### Yapılacak iş:
Seçilen bölümde "Böyle bir genelleme" sözlerini içeren yerle başlayıp "yoktur anlamını taşıyordu." ile biten kısmı, "Akdeniz" ifadesini "Ege" ile değiştirerek yeniden yazın.

Yoktur.
İçinde debelendiği sorunlardan kurtulma yolu yoktur.
Böyle bir genelleme kişinin karşılaşabileceği en sança sapan durumdur.
Yoktu karada hayat biliyorsunuz değil mi.
Çılgın bir balık mıydı kendini denizlerden karaya vuran ve insanlaşma sürecini başlatan.
Yedi defa çıktıysa Kıbrıs adası Akdeniz sularının üstüne altı defa batmış olmalı ve her batışı artık buralarda böyle bir ada yoktur anlamını taşıyordu.
Var sayalım ki ortaokul öğrencisi ilk matematik sınavında sıfır almış olsun.
İşte o sıfır alan öğrenci ve onun çokk Kıbrıslıtürk anne ve babası matematikten geçmenin yolu yoktura inanıyorsa en yapılmaması gerek şeyi yapar.

### Kayıtlı bilgiler:
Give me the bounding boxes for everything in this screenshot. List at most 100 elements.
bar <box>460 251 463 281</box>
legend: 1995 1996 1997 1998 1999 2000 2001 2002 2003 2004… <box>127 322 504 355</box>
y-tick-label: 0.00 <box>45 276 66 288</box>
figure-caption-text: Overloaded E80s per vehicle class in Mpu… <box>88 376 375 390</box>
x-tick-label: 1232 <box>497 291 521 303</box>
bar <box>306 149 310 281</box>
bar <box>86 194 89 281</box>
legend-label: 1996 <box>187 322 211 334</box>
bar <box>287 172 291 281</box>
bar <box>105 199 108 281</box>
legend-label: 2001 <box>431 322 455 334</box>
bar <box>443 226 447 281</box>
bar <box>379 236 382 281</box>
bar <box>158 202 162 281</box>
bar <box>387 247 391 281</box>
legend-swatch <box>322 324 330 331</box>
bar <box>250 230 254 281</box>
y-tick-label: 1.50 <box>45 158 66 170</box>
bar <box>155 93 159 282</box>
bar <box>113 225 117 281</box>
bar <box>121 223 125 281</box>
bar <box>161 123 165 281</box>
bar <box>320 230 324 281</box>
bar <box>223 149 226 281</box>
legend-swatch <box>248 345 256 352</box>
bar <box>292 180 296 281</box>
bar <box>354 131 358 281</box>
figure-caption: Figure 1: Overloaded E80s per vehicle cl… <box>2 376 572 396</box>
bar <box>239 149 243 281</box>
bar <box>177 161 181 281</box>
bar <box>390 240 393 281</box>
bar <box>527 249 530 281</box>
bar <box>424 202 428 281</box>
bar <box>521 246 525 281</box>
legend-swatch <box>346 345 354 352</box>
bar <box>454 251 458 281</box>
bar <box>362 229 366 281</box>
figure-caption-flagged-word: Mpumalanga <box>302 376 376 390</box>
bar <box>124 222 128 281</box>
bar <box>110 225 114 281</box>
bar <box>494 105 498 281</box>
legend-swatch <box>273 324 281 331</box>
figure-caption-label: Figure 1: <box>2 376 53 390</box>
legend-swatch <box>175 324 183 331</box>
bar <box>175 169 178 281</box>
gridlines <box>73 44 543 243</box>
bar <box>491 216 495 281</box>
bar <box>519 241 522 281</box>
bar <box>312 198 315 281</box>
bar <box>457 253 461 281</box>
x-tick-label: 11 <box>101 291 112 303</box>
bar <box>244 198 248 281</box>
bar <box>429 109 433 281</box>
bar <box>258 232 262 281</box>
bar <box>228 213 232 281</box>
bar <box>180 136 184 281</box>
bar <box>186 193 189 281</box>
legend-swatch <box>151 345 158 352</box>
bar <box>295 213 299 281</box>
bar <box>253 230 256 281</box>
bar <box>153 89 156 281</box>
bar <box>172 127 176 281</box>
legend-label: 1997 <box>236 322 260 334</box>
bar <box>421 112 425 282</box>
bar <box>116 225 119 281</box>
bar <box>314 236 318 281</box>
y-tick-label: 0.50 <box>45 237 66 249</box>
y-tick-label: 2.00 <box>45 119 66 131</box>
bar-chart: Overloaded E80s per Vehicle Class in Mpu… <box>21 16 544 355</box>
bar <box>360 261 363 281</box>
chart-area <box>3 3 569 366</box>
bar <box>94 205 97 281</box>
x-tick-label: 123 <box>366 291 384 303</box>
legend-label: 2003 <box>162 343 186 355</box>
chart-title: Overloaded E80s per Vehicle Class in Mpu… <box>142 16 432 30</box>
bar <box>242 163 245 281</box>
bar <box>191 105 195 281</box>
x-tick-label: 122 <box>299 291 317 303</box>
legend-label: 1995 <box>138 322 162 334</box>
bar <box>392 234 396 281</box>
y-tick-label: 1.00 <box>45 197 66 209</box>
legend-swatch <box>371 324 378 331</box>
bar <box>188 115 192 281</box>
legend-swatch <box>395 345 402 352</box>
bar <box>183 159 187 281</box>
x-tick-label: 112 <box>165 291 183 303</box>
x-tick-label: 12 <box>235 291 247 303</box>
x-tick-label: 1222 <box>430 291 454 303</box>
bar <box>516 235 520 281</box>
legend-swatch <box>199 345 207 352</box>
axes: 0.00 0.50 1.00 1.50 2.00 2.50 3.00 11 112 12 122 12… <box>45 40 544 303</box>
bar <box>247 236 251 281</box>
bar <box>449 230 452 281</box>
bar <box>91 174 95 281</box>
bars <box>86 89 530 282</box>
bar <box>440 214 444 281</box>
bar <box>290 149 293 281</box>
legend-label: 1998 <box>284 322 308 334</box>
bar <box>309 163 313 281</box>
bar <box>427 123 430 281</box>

### Görevin çıktısı:
Böyle bir genelleme kişinin karşılaşabileceği en sança sapan durumdur.
Yoktu karada hayat biliyorsunuz değil mi.
Çılgın bir balık mıydı kendini denizlerden karaya vuran ve insanlaşma sürecini başlatan.
Yedi defa çıktıysa Kıbrıs adası Ege sularının üstüne altı defa batmış olmalı ve her batışı artık buralarda böyle bir ada yoktur anlamını taşıyordu.